__DESCRIPTION OF THE TASK__
Echo back everything in the listing from the line containing "value-rest: NTEGRITY (88, 559, 312, 610)" down to the line containing "value-block-respect: RESPECT Treat", both of those lines included, without changing a character.

* START RECORD LIST *

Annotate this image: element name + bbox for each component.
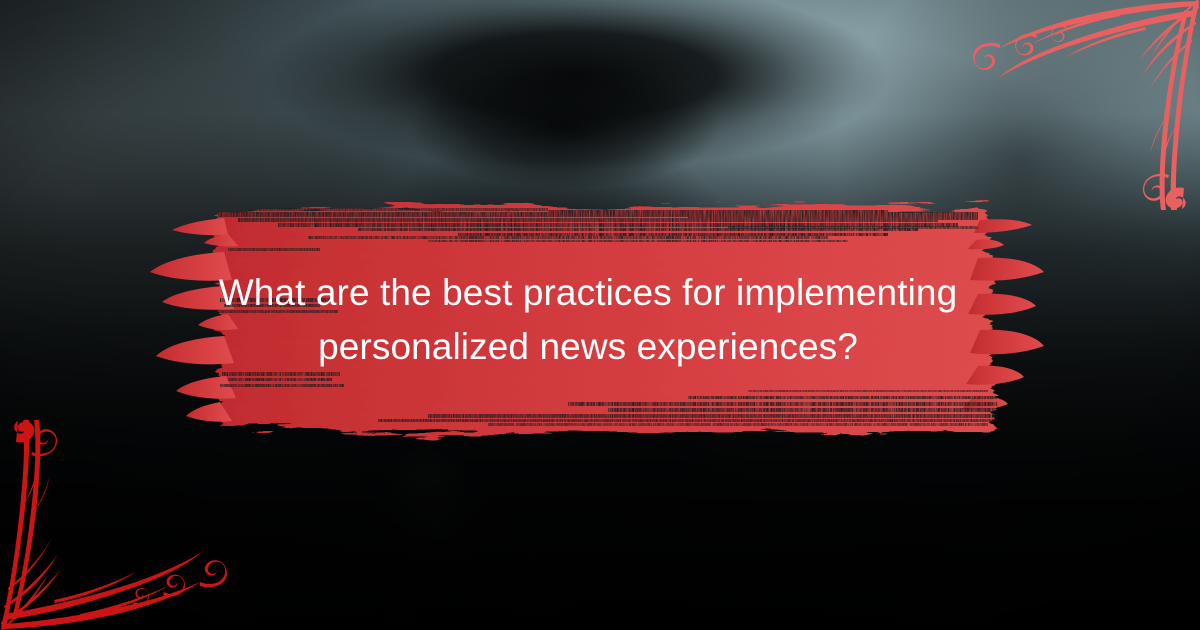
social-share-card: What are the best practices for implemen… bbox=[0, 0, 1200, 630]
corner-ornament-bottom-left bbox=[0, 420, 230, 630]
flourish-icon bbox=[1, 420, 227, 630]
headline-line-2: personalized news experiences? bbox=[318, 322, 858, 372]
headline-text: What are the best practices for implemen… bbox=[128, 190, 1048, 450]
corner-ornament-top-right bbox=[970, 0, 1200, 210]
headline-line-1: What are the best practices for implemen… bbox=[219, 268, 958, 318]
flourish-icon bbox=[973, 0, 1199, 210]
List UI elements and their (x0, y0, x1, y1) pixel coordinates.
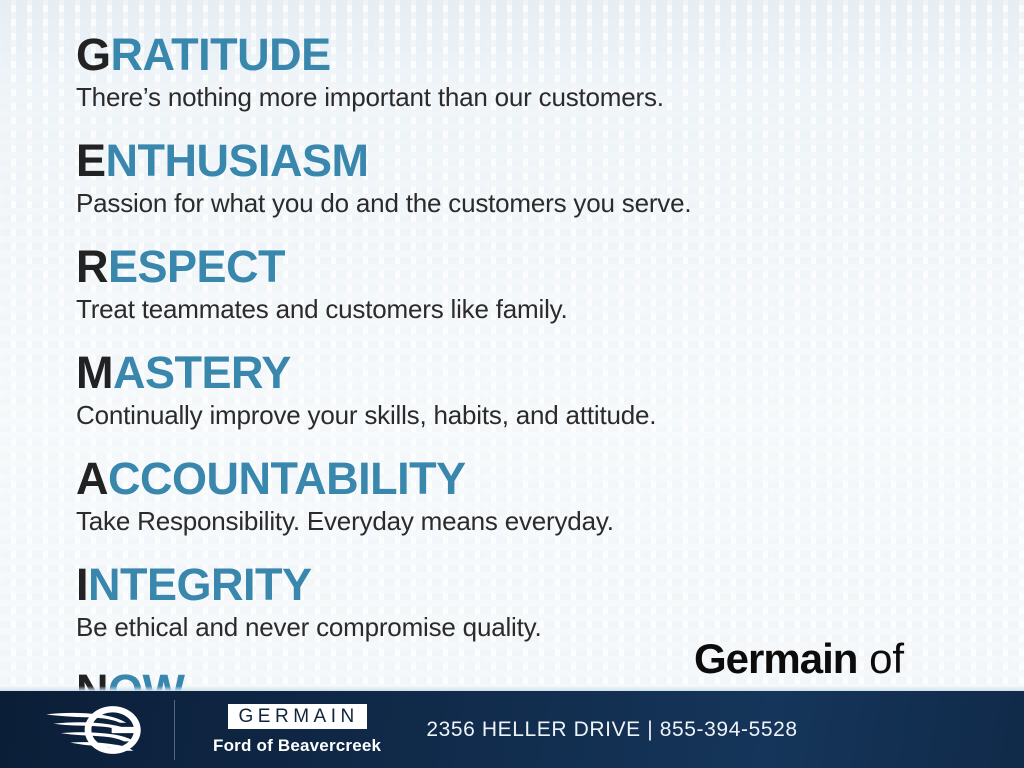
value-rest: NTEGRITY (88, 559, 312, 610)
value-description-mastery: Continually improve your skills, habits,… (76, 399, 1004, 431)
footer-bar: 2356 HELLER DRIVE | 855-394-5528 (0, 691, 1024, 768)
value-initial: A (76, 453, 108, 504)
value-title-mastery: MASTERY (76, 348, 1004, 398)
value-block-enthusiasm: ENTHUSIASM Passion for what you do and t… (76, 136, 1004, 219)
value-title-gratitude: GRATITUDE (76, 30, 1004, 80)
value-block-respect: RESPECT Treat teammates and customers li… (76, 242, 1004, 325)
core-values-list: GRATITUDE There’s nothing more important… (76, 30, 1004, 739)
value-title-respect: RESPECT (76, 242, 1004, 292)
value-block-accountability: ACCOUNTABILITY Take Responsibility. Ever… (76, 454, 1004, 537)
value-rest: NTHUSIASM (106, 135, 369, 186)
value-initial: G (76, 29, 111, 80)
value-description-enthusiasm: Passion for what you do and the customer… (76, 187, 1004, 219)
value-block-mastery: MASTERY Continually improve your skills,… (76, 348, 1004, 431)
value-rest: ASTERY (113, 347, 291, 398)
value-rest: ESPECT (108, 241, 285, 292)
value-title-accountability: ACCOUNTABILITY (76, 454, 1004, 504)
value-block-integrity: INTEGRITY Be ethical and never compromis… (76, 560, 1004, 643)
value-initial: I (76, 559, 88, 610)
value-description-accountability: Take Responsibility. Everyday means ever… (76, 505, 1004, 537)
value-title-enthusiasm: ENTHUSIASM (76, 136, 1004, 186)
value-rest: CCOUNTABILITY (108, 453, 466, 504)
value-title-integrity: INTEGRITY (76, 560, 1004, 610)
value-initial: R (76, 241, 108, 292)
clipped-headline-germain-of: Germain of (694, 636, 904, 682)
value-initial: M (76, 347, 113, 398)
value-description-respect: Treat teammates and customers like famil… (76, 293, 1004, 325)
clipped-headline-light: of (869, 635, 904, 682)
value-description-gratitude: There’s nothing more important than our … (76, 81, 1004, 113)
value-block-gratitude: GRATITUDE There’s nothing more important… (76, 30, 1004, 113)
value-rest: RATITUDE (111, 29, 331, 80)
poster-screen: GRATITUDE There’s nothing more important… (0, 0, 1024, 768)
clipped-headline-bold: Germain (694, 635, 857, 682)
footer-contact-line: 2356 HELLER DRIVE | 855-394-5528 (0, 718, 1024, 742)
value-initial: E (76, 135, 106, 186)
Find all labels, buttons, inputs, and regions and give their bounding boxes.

* END RECORD LIST *
* START RECORD LIST *

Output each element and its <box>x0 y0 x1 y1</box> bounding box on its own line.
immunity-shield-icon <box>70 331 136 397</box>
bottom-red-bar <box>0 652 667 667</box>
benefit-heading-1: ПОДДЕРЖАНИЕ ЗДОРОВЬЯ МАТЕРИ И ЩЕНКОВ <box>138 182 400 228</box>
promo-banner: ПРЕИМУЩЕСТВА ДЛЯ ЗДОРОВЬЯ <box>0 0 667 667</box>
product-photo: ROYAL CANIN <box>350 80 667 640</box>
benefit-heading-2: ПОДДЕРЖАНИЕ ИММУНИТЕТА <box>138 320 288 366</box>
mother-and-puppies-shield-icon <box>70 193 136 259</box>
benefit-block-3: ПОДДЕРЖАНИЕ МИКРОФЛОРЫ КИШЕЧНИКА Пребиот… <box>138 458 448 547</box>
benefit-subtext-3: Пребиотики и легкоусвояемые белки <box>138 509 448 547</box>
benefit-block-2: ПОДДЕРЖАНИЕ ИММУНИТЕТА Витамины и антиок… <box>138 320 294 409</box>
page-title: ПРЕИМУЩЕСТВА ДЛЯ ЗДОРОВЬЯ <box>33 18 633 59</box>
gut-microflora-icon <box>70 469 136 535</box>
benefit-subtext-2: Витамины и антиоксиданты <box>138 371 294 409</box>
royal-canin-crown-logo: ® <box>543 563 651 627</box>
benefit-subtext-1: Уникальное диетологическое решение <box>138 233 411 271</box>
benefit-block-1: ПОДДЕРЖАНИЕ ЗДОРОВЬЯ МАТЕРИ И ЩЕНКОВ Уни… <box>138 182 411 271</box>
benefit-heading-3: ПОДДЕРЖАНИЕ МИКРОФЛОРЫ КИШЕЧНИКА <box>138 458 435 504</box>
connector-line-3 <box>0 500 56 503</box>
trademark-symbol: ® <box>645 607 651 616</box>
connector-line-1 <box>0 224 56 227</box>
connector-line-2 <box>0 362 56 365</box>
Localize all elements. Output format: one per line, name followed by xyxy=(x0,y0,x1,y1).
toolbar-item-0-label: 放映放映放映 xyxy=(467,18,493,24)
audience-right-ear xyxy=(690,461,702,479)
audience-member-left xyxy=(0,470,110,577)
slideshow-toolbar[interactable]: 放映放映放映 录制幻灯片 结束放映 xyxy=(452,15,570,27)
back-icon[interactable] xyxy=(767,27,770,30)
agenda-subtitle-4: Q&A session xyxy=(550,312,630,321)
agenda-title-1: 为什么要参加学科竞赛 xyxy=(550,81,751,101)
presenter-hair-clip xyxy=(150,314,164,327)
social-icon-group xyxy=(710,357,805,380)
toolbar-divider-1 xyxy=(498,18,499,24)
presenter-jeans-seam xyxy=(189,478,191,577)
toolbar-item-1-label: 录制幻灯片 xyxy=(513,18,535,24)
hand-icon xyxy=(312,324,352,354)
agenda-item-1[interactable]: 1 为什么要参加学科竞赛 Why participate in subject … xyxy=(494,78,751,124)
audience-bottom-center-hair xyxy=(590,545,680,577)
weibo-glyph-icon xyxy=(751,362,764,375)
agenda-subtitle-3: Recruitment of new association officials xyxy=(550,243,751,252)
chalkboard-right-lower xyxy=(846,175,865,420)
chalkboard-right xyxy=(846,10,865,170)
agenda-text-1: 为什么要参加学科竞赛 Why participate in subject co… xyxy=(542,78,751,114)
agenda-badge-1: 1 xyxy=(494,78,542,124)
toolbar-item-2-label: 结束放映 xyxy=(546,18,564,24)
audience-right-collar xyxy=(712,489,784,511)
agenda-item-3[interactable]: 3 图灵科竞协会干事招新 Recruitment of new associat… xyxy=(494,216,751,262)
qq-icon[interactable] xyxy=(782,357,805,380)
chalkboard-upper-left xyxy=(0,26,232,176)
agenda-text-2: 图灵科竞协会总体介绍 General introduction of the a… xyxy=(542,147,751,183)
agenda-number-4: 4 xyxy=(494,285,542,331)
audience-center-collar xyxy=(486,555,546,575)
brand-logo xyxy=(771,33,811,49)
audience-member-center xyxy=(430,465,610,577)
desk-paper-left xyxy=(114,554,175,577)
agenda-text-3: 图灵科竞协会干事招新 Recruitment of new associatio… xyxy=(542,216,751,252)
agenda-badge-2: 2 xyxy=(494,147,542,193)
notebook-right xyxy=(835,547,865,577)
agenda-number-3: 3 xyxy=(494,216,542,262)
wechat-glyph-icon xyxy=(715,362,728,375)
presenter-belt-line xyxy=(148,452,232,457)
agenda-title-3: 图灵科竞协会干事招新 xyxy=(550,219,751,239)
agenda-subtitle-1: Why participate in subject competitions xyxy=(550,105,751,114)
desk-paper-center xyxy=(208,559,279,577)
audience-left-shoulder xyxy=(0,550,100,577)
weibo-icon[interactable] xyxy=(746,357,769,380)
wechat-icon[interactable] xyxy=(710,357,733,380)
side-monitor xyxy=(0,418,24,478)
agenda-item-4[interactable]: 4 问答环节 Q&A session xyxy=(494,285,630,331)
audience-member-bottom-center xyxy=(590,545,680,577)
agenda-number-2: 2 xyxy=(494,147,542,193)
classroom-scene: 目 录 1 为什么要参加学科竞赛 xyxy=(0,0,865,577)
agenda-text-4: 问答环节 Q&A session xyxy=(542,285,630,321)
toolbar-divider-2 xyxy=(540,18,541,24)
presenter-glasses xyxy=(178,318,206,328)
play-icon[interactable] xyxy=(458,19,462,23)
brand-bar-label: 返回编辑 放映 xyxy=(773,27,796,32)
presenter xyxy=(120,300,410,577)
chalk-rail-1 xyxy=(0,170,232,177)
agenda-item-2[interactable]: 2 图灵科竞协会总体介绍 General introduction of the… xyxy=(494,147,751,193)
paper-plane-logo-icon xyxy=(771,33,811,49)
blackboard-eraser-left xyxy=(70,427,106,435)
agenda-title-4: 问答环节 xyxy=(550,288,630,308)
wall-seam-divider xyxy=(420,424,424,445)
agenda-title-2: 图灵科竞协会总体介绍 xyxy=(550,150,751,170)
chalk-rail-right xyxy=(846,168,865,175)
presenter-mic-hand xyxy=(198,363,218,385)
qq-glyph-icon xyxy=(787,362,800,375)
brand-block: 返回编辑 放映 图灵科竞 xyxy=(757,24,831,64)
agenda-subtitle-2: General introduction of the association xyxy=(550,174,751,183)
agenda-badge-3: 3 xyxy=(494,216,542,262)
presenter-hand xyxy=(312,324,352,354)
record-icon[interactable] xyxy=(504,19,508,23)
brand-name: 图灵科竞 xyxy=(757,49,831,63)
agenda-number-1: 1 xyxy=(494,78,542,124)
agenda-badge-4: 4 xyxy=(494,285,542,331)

* END RECORD LIST *

__ANSWER TO THE PROBLEM__
value-rest: NTEGRITY (88, 559, 312, 610)
value-description-mastery: Continually improve your skills, habits,… (76, 399, 1004, 431)
footer-bar: 2356 HELLER DRIVE | 855-394-5528 (0, 691, 1024, 768)
value-initial: A (76, 453, 108, 504)
value-title-mastery: MASTERY (76, 348, 1004, 398)
value-block-enthusiasm: ENTHUSIASM Passion for what you do and t… (76, 136, 1004, 219)
value-title-gratitude: GRATITUDE (76, 30, 1004, 80)
value-block-respect: RESPECT Treat teammates and customers li… (76, 242, 1004, 325)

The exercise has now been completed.